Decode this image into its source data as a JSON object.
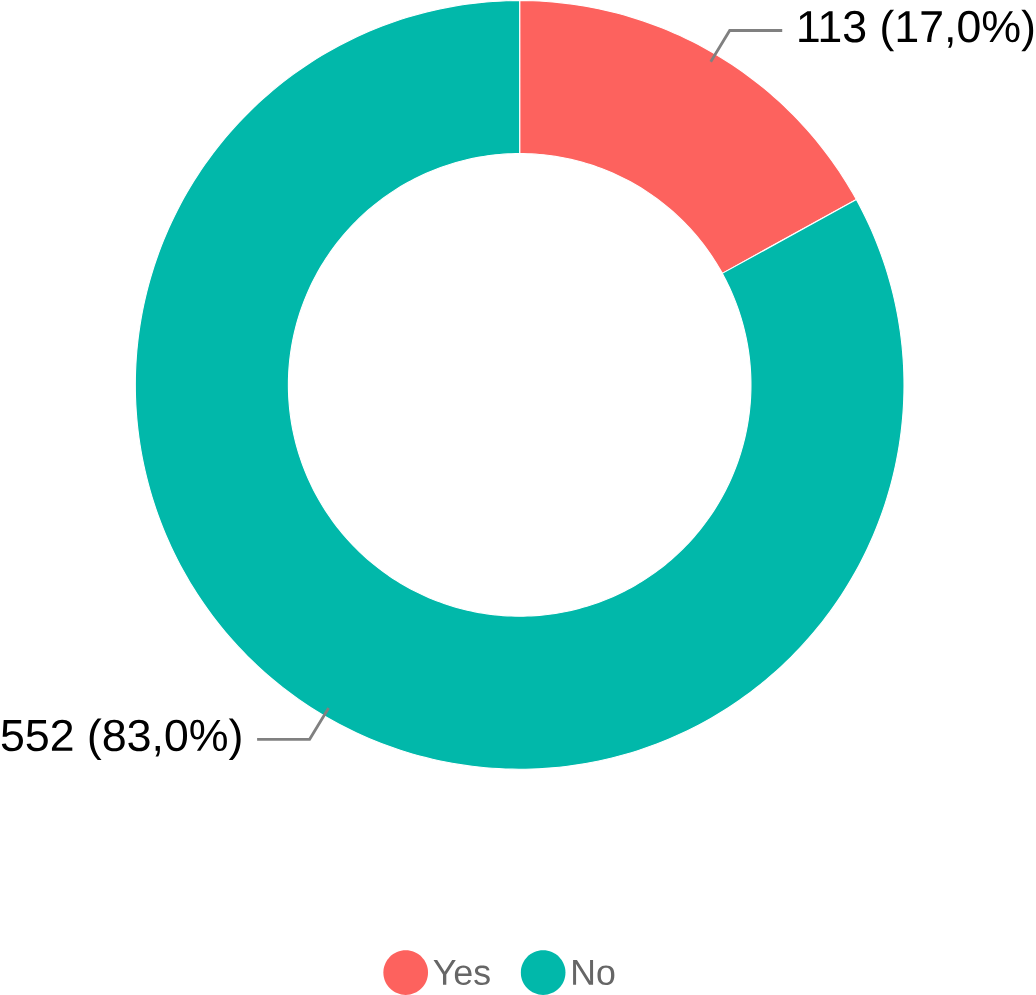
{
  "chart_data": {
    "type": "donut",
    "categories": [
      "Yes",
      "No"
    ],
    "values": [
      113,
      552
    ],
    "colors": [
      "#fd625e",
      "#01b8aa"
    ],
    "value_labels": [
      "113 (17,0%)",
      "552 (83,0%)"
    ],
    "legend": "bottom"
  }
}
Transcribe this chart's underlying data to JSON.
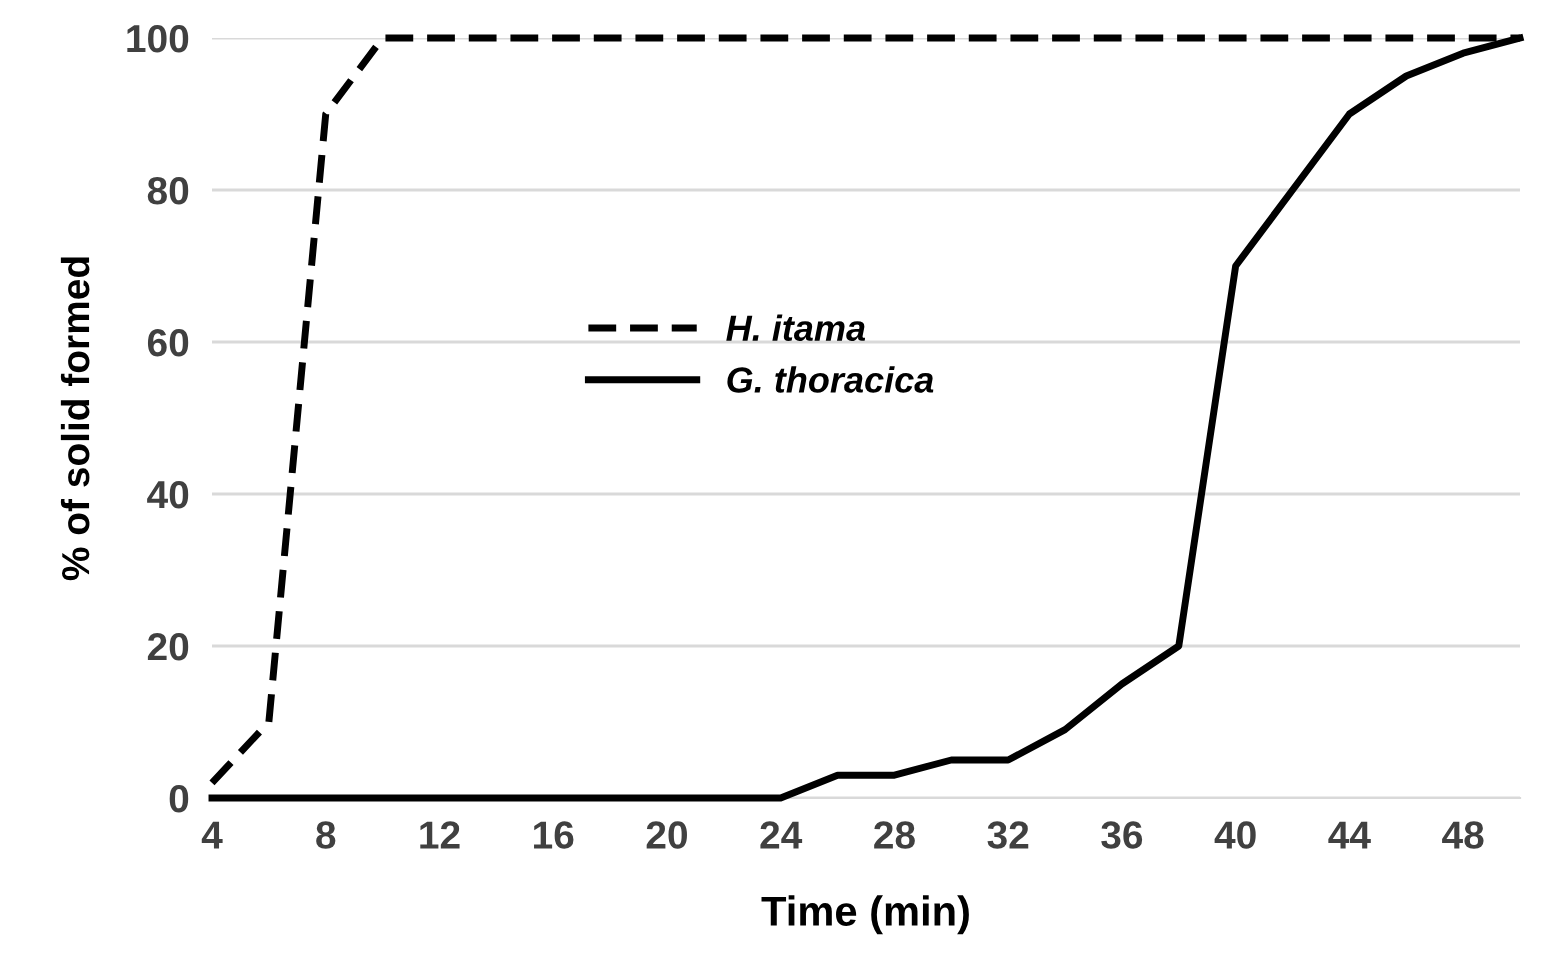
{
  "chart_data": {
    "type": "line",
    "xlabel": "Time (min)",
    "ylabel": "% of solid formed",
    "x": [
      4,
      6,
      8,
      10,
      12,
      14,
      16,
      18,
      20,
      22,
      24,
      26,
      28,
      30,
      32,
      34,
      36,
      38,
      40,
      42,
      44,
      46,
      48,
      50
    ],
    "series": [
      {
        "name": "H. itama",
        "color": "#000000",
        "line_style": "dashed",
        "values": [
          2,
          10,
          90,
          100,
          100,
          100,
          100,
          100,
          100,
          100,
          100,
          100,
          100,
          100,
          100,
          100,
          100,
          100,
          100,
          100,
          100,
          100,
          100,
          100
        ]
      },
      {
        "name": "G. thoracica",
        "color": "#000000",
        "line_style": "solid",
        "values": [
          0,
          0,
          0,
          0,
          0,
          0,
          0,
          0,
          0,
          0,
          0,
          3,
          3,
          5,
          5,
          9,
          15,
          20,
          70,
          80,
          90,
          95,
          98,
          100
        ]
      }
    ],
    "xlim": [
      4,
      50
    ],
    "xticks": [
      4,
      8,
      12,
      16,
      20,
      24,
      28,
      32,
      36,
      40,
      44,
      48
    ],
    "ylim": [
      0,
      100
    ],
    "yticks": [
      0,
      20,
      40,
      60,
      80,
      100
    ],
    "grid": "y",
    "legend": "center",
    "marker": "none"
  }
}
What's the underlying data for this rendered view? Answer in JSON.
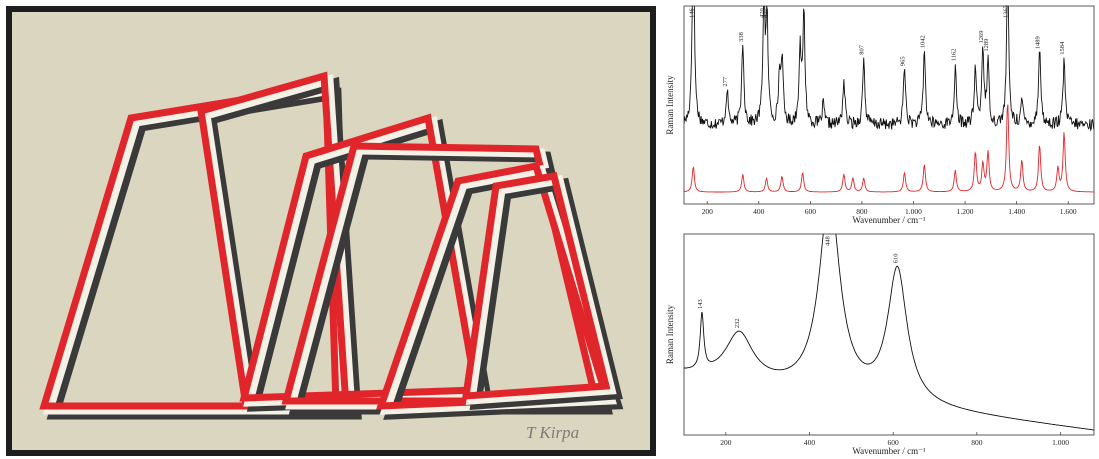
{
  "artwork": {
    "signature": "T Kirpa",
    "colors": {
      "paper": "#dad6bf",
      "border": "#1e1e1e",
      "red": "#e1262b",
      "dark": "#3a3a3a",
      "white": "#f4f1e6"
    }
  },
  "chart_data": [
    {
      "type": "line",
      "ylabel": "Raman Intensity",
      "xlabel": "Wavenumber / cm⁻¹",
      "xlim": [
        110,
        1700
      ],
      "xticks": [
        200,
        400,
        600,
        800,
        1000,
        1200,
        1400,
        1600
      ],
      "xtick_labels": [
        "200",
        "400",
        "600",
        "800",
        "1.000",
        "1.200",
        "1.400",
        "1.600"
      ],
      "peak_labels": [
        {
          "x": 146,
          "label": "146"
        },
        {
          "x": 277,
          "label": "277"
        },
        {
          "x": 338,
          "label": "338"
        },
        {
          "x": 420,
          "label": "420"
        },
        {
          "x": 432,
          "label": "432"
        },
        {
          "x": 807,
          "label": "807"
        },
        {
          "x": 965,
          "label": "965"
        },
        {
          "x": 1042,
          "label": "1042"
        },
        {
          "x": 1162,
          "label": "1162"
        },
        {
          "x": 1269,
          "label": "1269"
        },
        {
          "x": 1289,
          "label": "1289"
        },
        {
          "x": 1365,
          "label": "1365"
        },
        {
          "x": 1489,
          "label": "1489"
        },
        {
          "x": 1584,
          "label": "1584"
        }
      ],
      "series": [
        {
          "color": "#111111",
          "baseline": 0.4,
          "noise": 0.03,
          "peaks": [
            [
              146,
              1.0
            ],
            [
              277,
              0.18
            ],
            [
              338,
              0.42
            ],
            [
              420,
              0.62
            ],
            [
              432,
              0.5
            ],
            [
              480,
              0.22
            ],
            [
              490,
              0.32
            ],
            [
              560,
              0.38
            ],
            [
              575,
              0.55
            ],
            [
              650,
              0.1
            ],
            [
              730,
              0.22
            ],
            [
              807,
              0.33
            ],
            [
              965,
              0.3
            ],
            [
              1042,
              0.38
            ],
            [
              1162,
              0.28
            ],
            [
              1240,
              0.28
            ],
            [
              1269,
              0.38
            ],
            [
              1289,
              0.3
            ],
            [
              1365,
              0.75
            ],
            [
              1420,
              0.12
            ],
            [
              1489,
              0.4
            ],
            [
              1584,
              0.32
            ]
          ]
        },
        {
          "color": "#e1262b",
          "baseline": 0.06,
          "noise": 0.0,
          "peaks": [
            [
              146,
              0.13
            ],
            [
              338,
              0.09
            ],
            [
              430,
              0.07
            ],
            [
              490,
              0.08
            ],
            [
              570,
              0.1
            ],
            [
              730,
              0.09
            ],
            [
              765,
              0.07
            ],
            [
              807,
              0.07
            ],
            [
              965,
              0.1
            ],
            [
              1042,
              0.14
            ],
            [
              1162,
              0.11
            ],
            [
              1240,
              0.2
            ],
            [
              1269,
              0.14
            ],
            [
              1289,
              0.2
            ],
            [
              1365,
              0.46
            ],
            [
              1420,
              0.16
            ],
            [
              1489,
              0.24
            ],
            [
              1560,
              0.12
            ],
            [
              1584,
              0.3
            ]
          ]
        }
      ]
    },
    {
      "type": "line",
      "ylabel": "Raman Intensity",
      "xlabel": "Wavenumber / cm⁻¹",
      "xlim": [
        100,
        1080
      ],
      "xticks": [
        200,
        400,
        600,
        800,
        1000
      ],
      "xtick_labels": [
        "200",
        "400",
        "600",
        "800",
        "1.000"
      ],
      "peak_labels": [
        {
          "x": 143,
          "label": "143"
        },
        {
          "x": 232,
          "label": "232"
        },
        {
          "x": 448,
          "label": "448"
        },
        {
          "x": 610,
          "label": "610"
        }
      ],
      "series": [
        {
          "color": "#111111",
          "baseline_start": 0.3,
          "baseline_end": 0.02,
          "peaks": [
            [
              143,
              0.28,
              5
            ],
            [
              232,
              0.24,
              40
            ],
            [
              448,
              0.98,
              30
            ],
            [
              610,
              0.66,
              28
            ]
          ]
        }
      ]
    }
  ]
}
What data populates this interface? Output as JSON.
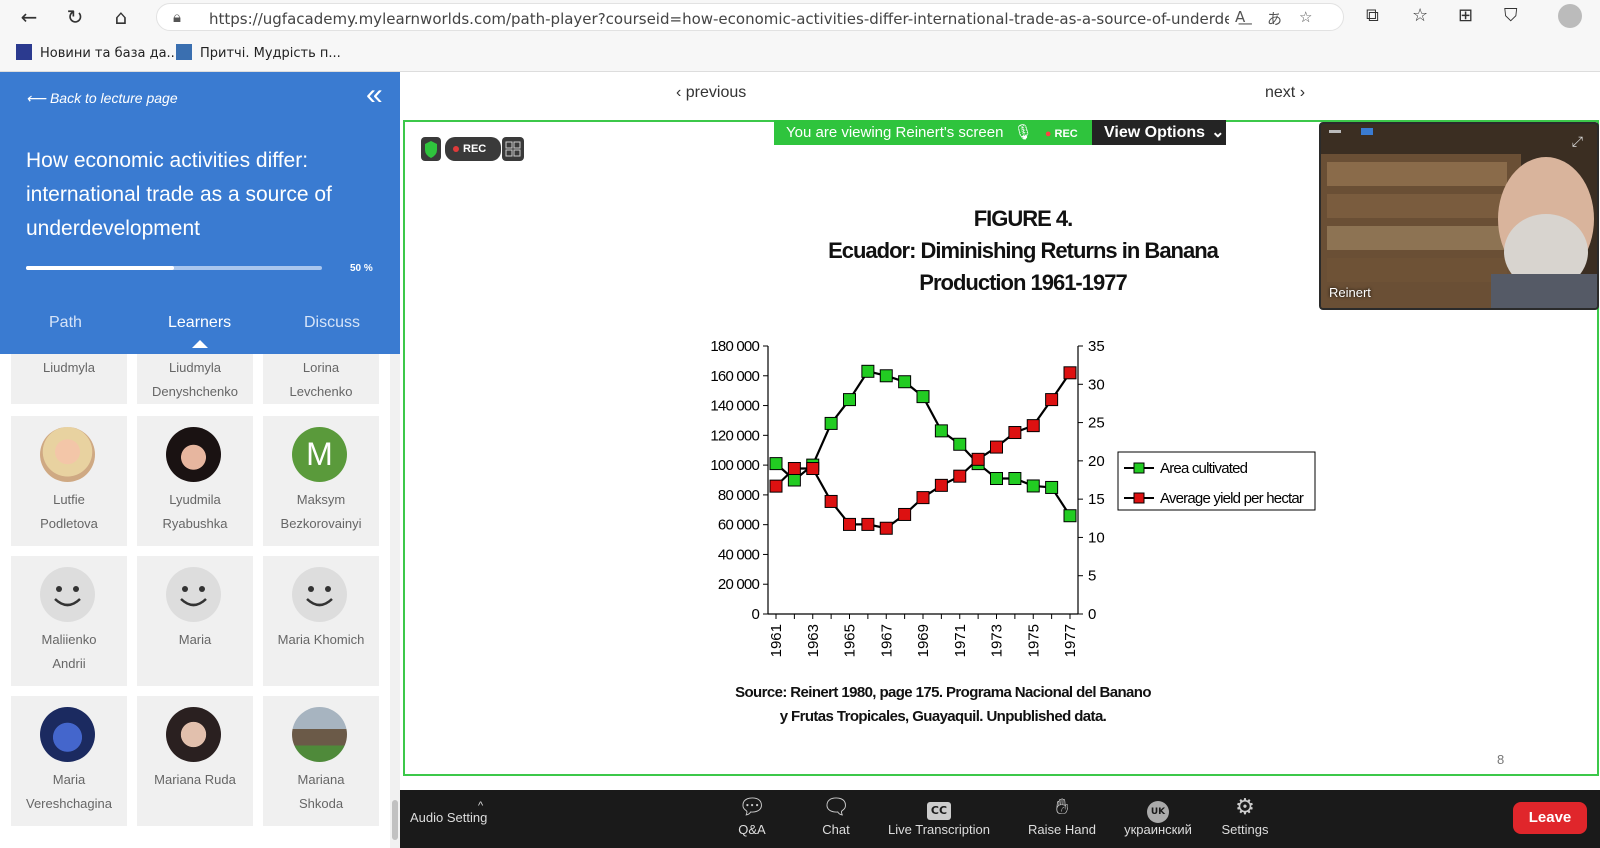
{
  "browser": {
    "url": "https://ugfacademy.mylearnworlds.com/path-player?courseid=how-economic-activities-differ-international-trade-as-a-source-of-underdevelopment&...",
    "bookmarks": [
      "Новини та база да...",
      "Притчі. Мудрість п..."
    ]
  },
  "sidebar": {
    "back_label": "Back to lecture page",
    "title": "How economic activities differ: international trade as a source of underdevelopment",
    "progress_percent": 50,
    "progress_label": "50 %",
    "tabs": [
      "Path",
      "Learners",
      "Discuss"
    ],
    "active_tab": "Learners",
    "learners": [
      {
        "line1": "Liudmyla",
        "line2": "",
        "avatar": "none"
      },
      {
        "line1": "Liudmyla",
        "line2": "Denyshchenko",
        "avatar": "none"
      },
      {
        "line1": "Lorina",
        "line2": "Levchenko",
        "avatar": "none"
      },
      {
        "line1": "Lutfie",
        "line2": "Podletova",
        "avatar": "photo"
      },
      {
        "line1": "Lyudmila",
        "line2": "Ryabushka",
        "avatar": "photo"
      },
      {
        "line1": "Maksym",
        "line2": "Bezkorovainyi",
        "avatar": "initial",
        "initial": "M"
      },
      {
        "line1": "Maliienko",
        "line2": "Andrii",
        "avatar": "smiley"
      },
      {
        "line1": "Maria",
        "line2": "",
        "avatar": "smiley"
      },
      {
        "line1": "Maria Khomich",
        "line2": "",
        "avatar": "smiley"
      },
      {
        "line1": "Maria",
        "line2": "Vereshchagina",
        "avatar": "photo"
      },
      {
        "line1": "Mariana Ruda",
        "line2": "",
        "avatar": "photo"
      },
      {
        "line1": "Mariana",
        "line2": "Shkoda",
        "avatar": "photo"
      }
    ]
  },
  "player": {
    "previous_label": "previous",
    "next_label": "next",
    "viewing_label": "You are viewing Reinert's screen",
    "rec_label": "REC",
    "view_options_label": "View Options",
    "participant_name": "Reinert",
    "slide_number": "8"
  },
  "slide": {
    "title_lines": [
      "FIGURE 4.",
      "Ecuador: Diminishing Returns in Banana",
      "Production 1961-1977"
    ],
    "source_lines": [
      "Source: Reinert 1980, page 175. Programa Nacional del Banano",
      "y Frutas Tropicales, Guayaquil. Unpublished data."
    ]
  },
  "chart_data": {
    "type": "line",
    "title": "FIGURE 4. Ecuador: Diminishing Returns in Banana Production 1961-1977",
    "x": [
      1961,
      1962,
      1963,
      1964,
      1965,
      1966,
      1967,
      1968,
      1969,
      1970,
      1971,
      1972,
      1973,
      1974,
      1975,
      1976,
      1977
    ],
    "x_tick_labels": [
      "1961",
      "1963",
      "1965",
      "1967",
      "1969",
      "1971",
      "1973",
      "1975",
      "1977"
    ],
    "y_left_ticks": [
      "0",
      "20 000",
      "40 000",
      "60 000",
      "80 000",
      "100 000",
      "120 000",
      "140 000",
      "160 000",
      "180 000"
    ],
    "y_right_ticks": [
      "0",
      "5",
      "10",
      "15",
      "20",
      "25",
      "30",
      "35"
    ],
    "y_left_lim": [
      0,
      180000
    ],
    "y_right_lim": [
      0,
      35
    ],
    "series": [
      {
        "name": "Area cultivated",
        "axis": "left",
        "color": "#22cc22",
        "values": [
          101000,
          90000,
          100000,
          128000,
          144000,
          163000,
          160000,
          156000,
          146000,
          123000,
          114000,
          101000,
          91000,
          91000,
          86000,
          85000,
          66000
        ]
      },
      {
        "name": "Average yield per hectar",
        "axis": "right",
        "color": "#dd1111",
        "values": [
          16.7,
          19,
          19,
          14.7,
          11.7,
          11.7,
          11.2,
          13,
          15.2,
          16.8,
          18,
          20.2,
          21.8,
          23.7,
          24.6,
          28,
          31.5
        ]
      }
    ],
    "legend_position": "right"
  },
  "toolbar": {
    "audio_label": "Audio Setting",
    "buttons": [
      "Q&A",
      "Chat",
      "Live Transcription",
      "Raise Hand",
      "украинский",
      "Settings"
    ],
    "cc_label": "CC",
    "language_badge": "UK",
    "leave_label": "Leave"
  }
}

■ **Exercise goal**: All lines holding the word "Banana" should be picked out and copied.

■ **Reply**:
      "Ecuador: Diminishing Returns in Banana",
    "title": "FIGURE 4. Ecuador: Diminishing Returns in Banana Production 1961-1977",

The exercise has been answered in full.